** Given task **
Check each line of the records below and collect those holding "details".
>> START Data in this exercise
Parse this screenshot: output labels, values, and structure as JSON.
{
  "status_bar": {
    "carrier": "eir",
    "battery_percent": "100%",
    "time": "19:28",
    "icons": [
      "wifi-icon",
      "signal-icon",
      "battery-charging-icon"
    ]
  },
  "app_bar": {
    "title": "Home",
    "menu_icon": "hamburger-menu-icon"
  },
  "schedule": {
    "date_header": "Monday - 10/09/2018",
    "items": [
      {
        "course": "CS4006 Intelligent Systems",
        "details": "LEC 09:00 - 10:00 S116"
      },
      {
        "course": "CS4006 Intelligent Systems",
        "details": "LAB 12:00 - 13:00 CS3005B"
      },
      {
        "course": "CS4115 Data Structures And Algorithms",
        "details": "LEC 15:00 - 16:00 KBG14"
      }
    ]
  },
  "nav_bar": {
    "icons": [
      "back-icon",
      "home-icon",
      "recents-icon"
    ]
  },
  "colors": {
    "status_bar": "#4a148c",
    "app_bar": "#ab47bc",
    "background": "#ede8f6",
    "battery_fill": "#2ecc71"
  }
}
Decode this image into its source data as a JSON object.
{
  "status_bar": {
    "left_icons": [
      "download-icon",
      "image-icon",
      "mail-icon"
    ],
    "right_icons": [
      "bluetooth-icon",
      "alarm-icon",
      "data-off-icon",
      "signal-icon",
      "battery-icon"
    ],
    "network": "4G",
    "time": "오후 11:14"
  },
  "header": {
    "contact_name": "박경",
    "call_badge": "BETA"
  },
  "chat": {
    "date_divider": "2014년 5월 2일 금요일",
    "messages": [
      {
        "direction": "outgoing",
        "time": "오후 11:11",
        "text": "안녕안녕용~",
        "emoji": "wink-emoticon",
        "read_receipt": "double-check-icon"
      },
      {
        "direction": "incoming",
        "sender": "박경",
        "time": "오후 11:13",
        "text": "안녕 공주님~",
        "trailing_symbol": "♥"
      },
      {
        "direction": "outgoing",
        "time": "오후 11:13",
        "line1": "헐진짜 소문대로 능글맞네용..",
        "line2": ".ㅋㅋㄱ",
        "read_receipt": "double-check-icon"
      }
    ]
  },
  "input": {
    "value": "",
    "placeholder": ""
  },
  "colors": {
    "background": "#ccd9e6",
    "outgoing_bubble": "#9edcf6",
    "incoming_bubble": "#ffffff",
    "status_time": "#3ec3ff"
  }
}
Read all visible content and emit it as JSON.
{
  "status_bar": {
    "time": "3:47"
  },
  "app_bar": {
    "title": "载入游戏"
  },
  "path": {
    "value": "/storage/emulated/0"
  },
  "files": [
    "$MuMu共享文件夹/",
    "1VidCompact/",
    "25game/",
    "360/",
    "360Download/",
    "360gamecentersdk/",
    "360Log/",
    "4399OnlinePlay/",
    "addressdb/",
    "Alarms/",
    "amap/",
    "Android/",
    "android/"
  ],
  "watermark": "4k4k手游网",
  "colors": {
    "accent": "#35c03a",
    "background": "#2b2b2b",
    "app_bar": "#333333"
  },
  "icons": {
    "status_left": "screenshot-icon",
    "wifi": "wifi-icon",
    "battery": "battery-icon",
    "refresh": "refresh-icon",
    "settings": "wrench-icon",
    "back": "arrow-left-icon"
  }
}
>> END Data in this exercise
** Response to the exercise **
        "details": "LEC 09:00 - 10:00 S116"
        "details": "LAB 12:00 - 13:00 CS3005B"
        "details": "LEC 15:00 - 16:00 KBG14"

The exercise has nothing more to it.